-- REQUEST --
Gather every line from the entries below that includes "this".
---*---
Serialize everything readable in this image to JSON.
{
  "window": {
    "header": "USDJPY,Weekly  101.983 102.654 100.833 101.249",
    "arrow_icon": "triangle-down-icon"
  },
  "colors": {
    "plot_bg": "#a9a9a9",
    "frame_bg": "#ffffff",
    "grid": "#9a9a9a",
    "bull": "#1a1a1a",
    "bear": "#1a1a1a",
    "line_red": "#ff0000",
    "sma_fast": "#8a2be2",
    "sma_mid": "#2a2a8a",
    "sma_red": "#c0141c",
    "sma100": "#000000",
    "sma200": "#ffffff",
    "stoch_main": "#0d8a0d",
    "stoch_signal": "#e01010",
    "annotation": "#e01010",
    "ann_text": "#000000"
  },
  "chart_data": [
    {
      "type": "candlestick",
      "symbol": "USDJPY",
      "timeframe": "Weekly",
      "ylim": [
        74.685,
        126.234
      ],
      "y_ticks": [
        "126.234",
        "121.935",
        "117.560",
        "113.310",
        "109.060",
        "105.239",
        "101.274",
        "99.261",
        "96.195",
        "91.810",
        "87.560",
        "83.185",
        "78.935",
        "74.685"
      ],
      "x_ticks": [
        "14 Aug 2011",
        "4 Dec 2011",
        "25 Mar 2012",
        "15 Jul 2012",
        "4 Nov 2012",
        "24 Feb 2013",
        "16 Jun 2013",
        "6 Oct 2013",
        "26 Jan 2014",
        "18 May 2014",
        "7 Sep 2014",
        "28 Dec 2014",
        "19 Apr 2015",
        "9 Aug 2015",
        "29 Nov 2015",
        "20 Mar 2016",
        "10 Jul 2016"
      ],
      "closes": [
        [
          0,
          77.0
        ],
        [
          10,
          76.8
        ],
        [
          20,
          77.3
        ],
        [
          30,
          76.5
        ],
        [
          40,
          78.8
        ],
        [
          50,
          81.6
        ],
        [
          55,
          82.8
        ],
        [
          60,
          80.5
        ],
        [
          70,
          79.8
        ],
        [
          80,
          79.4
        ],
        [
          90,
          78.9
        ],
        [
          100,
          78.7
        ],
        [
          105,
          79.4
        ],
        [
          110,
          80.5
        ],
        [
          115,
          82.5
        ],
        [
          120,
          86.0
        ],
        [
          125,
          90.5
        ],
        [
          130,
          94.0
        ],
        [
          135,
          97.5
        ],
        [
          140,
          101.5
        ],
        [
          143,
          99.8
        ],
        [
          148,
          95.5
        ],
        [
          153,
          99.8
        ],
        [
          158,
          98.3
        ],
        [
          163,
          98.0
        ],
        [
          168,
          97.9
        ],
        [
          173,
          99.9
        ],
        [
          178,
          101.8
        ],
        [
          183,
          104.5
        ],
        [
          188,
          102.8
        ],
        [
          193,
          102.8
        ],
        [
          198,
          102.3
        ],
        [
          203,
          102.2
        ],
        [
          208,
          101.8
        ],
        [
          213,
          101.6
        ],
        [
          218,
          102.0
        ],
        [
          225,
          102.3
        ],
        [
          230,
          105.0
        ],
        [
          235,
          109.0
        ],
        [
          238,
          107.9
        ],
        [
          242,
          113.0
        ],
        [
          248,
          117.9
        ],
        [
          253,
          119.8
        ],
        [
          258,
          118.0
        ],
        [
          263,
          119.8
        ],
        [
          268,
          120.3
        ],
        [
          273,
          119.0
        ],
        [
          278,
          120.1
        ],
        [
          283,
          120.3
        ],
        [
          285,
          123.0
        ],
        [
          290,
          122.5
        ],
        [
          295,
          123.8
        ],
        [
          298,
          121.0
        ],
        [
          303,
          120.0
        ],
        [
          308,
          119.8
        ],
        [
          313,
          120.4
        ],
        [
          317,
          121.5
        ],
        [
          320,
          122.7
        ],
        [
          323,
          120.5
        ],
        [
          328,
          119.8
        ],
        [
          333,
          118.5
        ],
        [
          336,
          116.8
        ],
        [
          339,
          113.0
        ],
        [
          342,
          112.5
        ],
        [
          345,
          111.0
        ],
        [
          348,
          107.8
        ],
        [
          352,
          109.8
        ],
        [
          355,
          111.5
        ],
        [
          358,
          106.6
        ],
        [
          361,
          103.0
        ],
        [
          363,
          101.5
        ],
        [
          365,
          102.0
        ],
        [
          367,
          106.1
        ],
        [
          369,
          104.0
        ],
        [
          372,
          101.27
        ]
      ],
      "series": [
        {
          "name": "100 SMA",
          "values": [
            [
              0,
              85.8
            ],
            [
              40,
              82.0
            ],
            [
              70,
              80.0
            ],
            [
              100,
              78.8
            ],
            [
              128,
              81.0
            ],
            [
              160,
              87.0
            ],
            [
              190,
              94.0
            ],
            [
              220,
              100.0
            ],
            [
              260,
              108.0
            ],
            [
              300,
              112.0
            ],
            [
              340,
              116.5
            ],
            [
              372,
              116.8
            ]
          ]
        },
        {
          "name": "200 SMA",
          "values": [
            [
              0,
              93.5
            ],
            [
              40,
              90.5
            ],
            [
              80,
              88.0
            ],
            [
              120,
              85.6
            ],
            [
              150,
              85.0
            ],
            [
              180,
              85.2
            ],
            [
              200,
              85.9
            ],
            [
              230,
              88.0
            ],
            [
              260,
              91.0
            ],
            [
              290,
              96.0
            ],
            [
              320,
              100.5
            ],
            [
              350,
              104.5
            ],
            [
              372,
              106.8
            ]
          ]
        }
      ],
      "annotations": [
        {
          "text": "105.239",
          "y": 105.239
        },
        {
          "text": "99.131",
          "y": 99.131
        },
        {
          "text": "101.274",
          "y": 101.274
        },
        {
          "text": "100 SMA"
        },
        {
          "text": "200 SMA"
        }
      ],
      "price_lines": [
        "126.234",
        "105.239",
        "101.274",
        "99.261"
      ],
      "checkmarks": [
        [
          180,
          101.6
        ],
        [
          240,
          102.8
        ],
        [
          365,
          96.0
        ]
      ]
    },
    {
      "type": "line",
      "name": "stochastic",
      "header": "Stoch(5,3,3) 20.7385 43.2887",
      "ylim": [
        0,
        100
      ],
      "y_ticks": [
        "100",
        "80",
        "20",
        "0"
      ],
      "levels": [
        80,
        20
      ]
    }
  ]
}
---*---
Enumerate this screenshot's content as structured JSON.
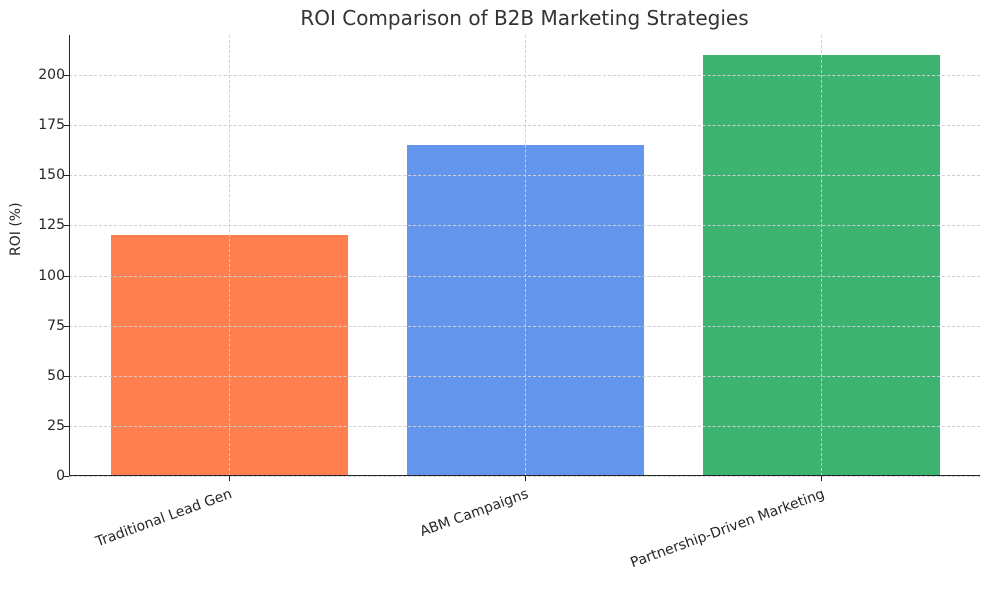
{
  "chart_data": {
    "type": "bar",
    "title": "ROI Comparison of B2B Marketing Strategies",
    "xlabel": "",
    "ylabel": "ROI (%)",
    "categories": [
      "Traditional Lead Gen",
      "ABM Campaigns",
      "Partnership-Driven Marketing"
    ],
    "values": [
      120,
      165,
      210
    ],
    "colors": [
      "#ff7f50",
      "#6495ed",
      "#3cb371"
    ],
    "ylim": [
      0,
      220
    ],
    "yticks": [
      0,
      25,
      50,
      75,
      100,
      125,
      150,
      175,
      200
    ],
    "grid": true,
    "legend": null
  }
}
---*---
-- THE RESULT --
Serialize everything readable in this image to JSON.
Enumerate this screenshot's content as structured JSON.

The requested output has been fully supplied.